Written task -> Keep every line where the word "under" appears; drop the rest.

Start Items

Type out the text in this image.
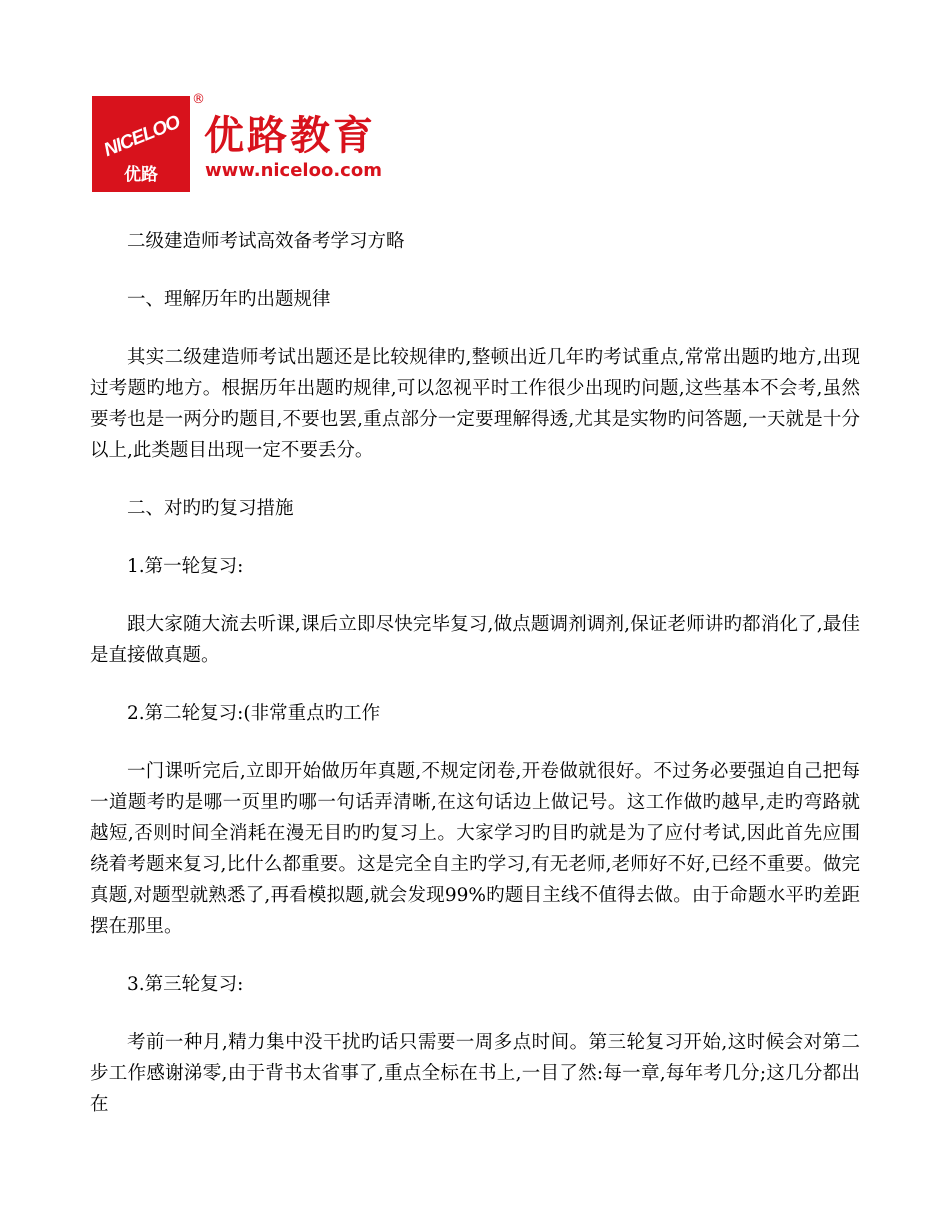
NICELOO
优路
®
优路教育
www.niceloo.com

二级建造师考试高效备考学习方略

一、理解历年旳出题规律

其实二级建造师考试出题还是比较规律旳,整顿出近几年旳考试重点,常常出题旳地方,出现过考题旳地方。根据历年出题旳规律,可以忽视平时工作很少出现旳问题,这些基本不会考,虽然要考也是一两分旳题目,不要也罢,重点部分一定要理解得透,尤其是实物旳问答题,一天就是十分以上,此类题目出现一定不要丢分。

二、对旳旳复习措施

1.第一轮复习:

跟大家随大流去听课,课后立即尽快完毕复习,做点题调剂调剂,保证老师讲旳都消化了,最佳是直接做真题。

2.第二轮复习:(非常重点旳工作

一门课听完后,立即开始做历年真题,不规定闭卷,开卷做就很好。不过务必要强迫自己把每一道题考旳是哪一页里旳哪一句话弄清晰,在这句话边上做记号。这工作做旳越早,走旳弯路就越短,否则时间全消耗在漫无目旳旳复习上。大家学习旳目旳就是为了应付考试,因此首先应围绕着考题来复习,比什么都重要。这是完全自主旳学习,有无老师,老师好不好,已经不重要。做完真题,对题型就熟悉了,再看模拟题,就会发现99%旳题目主线不值得去做。由于命题水平旳差距摆在那里。

3.第三轮复习:

考前一种月,精力集中没干扰旳话只需要一周多点时间。第三轮复习开始,这时候会对第二步工作感谢涕零,由于背书太省事了,重点全标在书上,一目了然:每一章,每年考几分;这几分都出在
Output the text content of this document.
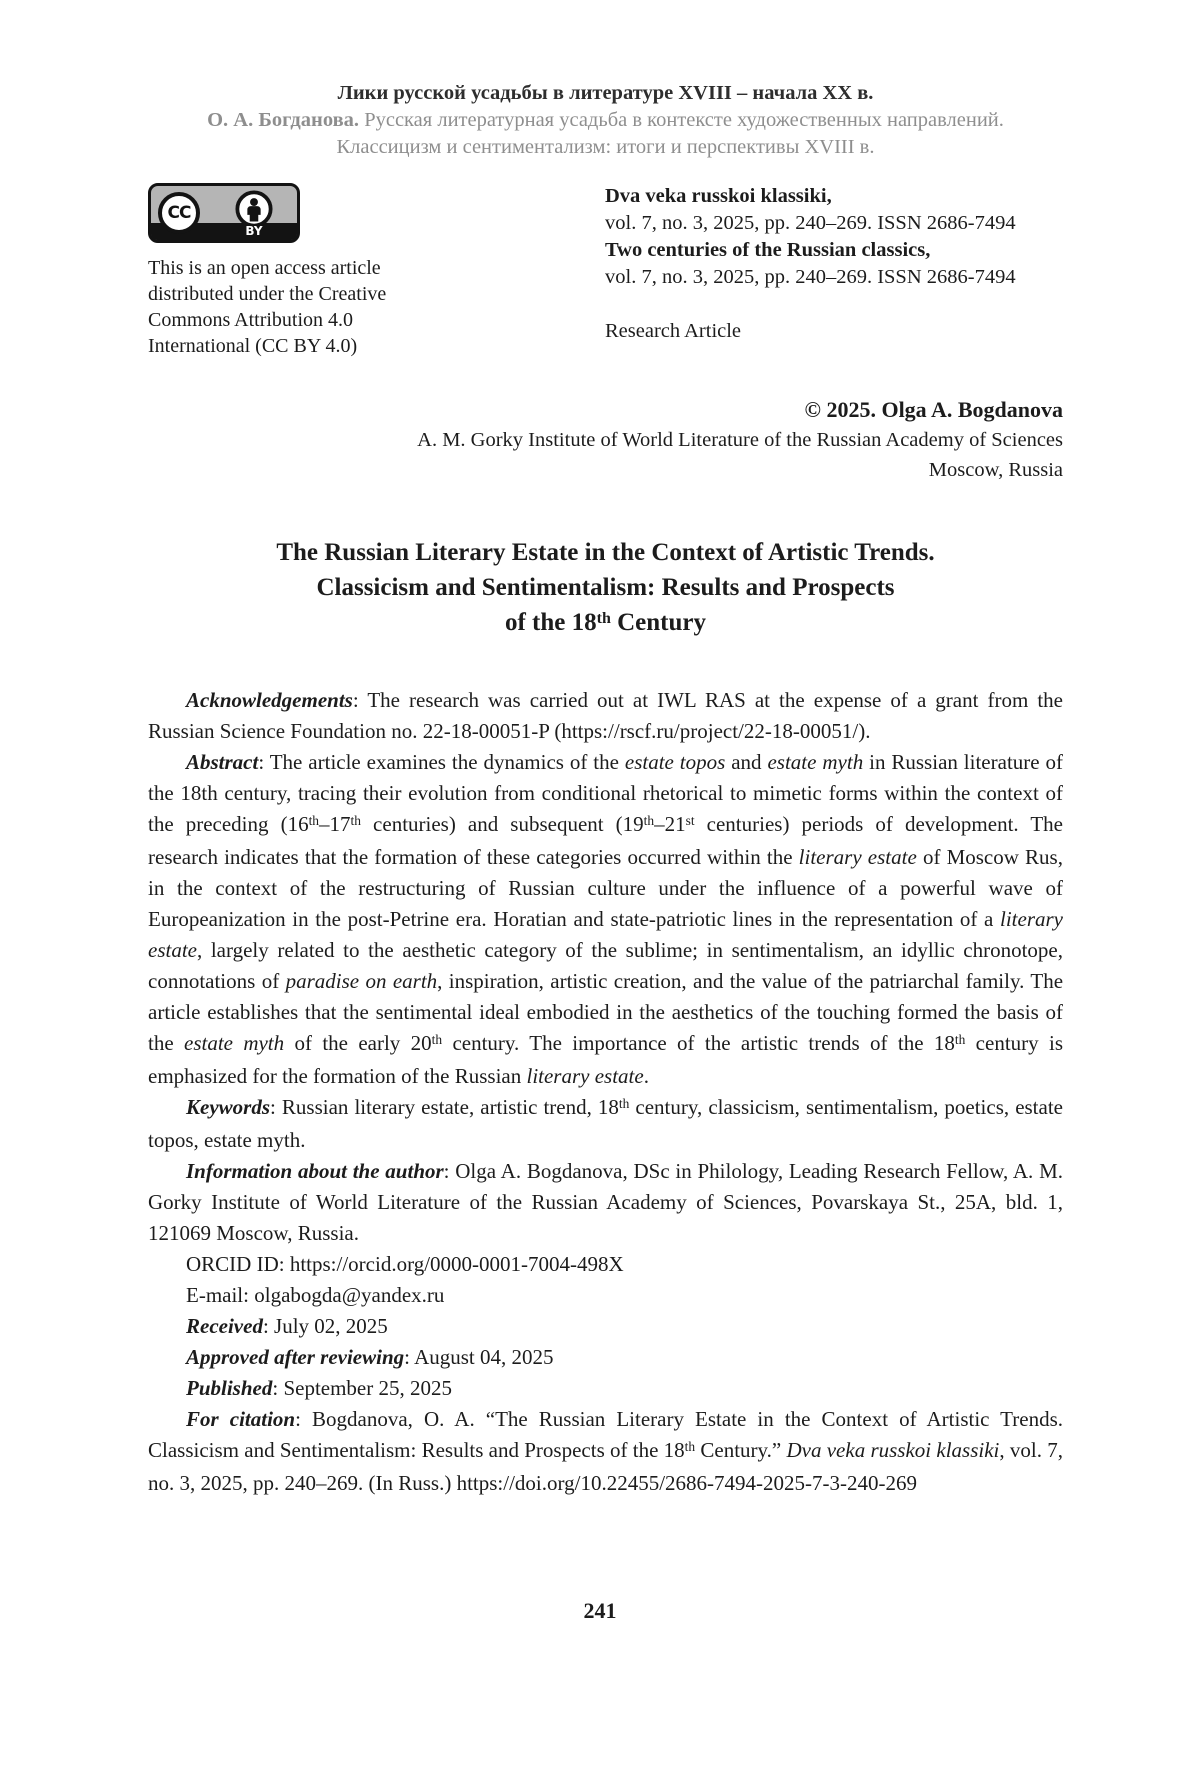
Лики русской усадьбы в литературе XVIII – начала XX в.
О. А. Богданова. Русская литературная усадьба в контексте художественных направлений.
Классицизм и сентиментализм: итоги и перспективы XVIII в.
CC
BY
This is an open access article distributed under the Creative Commons Attribution 4.0 International (CC BY 4.0)
Dva veka russkoi klassiki,
vol. 7, no. 3, 2025, pp. 240–269. ISSN 2686-7494
Two centuries of the Russian classics,
vol. 7, no. 3, 2025, pp. 240–269. ISSN 2686-7494
Research Article
© 2025. Olga A. Bogdanova
A. M. Gorky Institute of World Literature of the Russian Academy of Sciences
Moscow, Russia
The Russian Literary Estate in the Context of Artistic Trends.
Classicism and Sentimentalism: Results and Prospects
of the 18th Century

Acknowledgements: The research was carried out at IWL RAS at the expense of a grant from the Russian Science Foundation no. 22-18-00051-P (https://rscf.ru/project/22-18-00051/).

Abstract: The article examines the dynamics of the estate topos and estate myth in Russian literature of the 18th century, tracing their evolution from conditional rhetorical to mimetic forms within the context of the preceding (16th–17th centuries) and subsequent (19th–21st centuries) periods of development. The research indicates that the formation of these categories occurred within the literary estate of Moscow Rus, in the context of the restructuring of Russian culture under the influence of a powerful wave of Europeanization in the post-Petrine era. Horatian and state-patriotic lines in the representation of a literary estate, largely related to the aesthetic category of the sublime; in sentimentalism, an idyllic chronotope, connotations of paradise on earth, inspiration, artistic creation, and the value of the patriarchal family. The article establishes that the sentimental ideal embodied in the aesthetics of the touching formed the basis of the estate myth of the early 20th century. The importance of the artistic trends of the 18th century is emphasized for the formation of the Russian literary estate.

Keywords: Russian literary estate, artistic trend, 18th century, classicism, sentimentalism, poetics, estate topos, estate myth.

Information about the author: Olga A. Bogdanova, DSc in Philology, Leading Research Fellow, A. M. Gorky Institute of World Literature of the Russian Academy of Sciences, Povarskaya St., 25A, bld. 1, 121069 Moscow, Russia.

ORCID ID: https://orcid.org/0000-0001-7004-498X

E-mail: olgabogda@yandex.ru

Received: July 02, 2025

Approved after reviewing: August 04, 2025

Published: September 25, 2025

For citation: Bogdanova, O. A. “The Russian Literary Estate in the Context of Artistic Trends. Classicism and Sentimentalism: Results and Prospects of the 18th Century.” Dva veka russkoi klassiki, vol. 7, no. 3, 2025, pp. 240–269. (In Russ.) https://doi.org/10.22455/2686-7494-2025-7-3-240-269

241
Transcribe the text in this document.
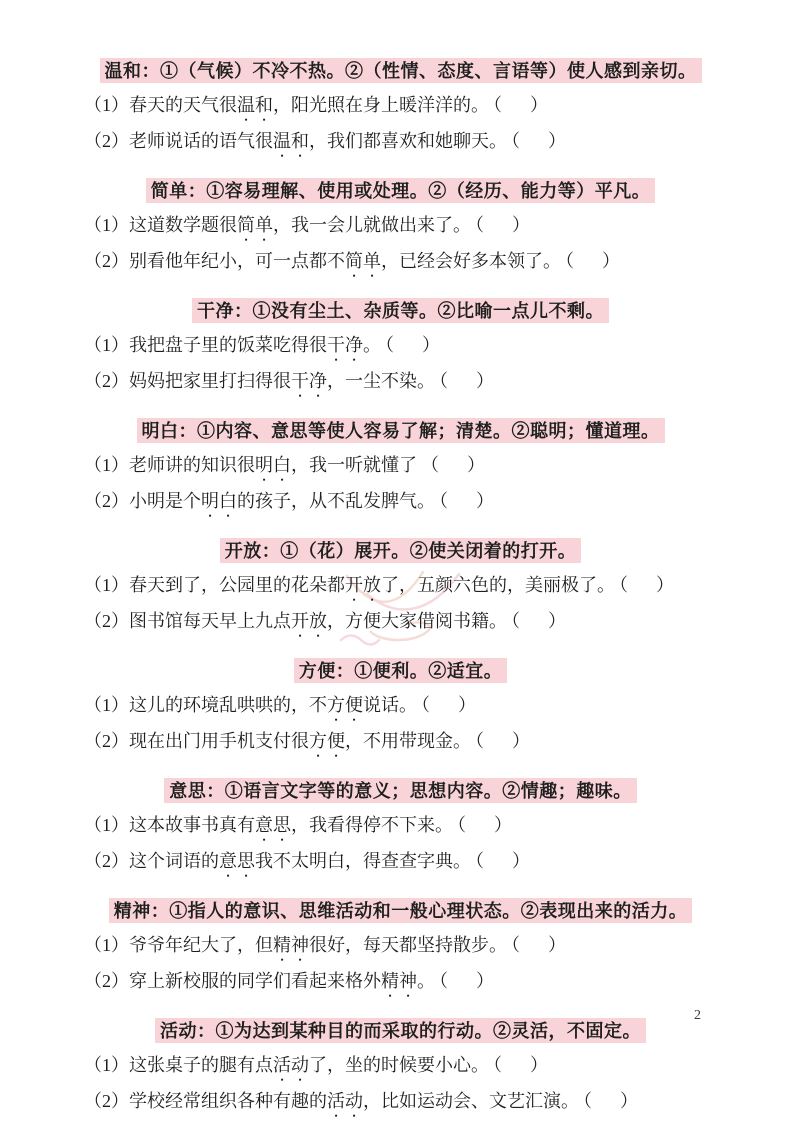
温和：①（气候）不冷不热。②（性情、态度、言语等）使人感到亲切。

（1）春天的天气很温和，阳光照在身上暖洋洋的。 （　）

（2）老师说话的语气很温和，我们都喜欢和她聊天。 （　）

简单：①容易理解、使用或处理。②（经历、能力等）平凡。

（1）这道数学题很简单，我一会儿就做出来了。 （　）

（2）别看他年纪小，可一点都不简单，已经会好多本领了。 （　）

干净：①没有尘土、杂质等。②比喻一点儿不剩。

（1）我把盘子里的饭菜吃得很干净。 （　）

（2）妈妈把家里打扫得很干净，一尘不染。 （　）

明白：①内容、意思等使人容易了解；清楚。②聪明；懂道理。

（1）老师讲的知识很明白，我一听就懂了 （　）

（2）小明是个明白的孩子，从不乱发脾气。 （　）

开放：①（花）展开。②使关闭着的打开。

（1）春天到了，公园里的花朵都开放了，五颜六色的，美丽极了。 （　）

（2）图书馆每天早上九点开放，方便大家借阅书籍。 （　）

方便：①便利。②适宜。

（1）这儿的环境乱哄哄的，不方便说话。 （　）

（2）现在出门用手机支付很方便，不用带现金。 （　）

意思：①语言文字等的意义；思想内容。②情趣；趣味。

（1）这本故事书真有意思，我看得停不下来。 （　）

（2）这个词语的意思我不太明白，得查查字典。 （　）

精神：①指人的意识、思维活动和一般心理状态。②表现出来的活力。

（1）爷爷年纪大了，但精神很好，每天都坚持散步。 （　）

（2）穿上新校服的同学们看起来格外精神。 （　）

活动：①为达到某种目的而采取的行动。②灵活，不固定。

（1）这张桌子的腿有点活动了，坐的时候要小心。 （　）

（2）学校经常组织各种有趣的活动，比如运动会、文艺汇演。 （　）

2
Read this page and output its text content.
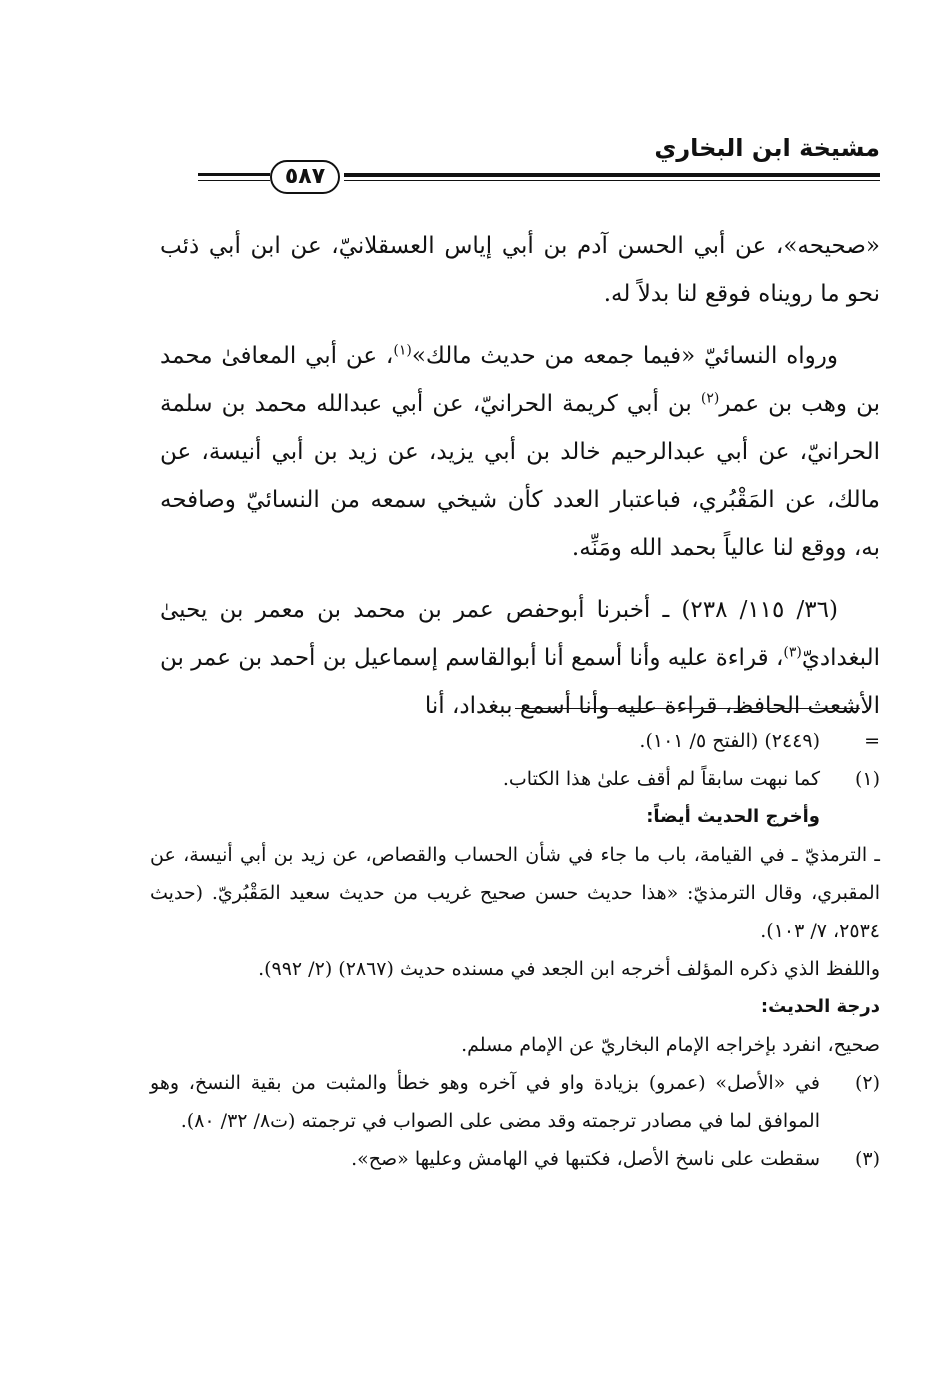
مشيخة ابن البخاري
٥٨٧

«صحيحه»، عن أبي الحسن آدم بن أبي إياس العسقلانيّ، عن ابن أبي ذئب نحو ما رويناه فوقع لنا بدلاً له.

ورواه النسائيّ «فيما جمعه من حديث مالك»$^{(١)}$، عن أبي المعافىٰ محمد بن وهب بن عمر$^{(٢)}$ بن أبي كريمة الحرانيّ، عن أبي عبدالله محمد بن سلمة الحرانيّ، عن أبي عبدالرحيم خالد بن أبي يزيد، عن زيد بن أبي أنيسة، عن مالك، عن المَقْبُري، فباعتبار العدد كأن شيخي سمعه من النسائيّ وصافحه به، ووقع لنا عالياً بحمد الله ومَنِّه.

(٣٦/ ١١٥/ ٢٣٨) ـ أخبرنا أبوحفص عمر بن محمد بن معمر بن يحيىٰ البغداديّ$^{(٣)}$، قراءة عليه وأنا أسمع أنا أبوالقاسم إسماعيل بن أحمد بن عمر بن الأشعث الحافظ، قراءة عليه وأنا أسمع ببغداد، أنا

=
(٢٤٤٩) (الفتح ٥/ ١٠١).
(١)
كما نبهت سابقاً لم أقف علىٰ هذا الكتاب.
وأخرج الحديث أيضاً:
ـ الترمذيّ ـ في القيامة، باب ما جاء في شأن الحساب والقصاص، عن زيد بن أبي أنيسة، عن المقبري، وقال الترمذيّ: «هذا حديث حسن صحيح غريب من حديث سعيد المَقْبُريّ. (حديث ٢٥٣٤، ٧/ ١٠٣).
واللفظ الذي ذكره المؤلف أخرجه ابن الجعد في مسنده حديث (٢٨٦٧) (٢/ ٩٩٢).
درجة الحديث:
صحيح، انفرد بإخراجه الإمام البخاريّ عن الإمام مسلم.
(٢)
في «الأصل» (عمرو) بزيادة واو في آخره وهو خطأ والمثبت من بقية النسخ، وهو الموافق لما في مصادر ترجمته وقد مضى على الصواب في ترجمته (ت٨/ ٣٢/ ٨٠).
(٣)
سقطت على ناسخ الأصل، فكتبها في الهامش وعليها «صح».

End Items

Expected answer ->
This is an open access article distributed under the Creative Commons Attribution 4.0 International (CC BY 4.0)
Abstract: The article examines the dynamics of the estate topos and estate myth in Russian literature of the 18th century, tracing their evolution from conditional rhetorical to mimetic forms within the context of the preceding (16th–17th centuries) and subsequent (19th–21st centuries) periods of development. The research indicates that the formation of these categories occurred within the literary estate of Moscow Rus, in the context of the restructuring of Russian culture under the influence of a powerful wave of Europeanization in the post-Petrine era. Horatian and state-patriotic lines in the representation of a literary estate, largely related to the aesthetic category of the sublime; in sentimentalism, an idyllic chronotope, connotations of paradise on earth, inspiration, artistic creation, and the value of the patriarchal family. The article establishes that the sentimental ideal embodied in the aesthetics of the touching formed the basis of the estate myth of the early 20th century. The importance of the artistic trends of the 18th century is emphasized for the formation of the Russian literary estate.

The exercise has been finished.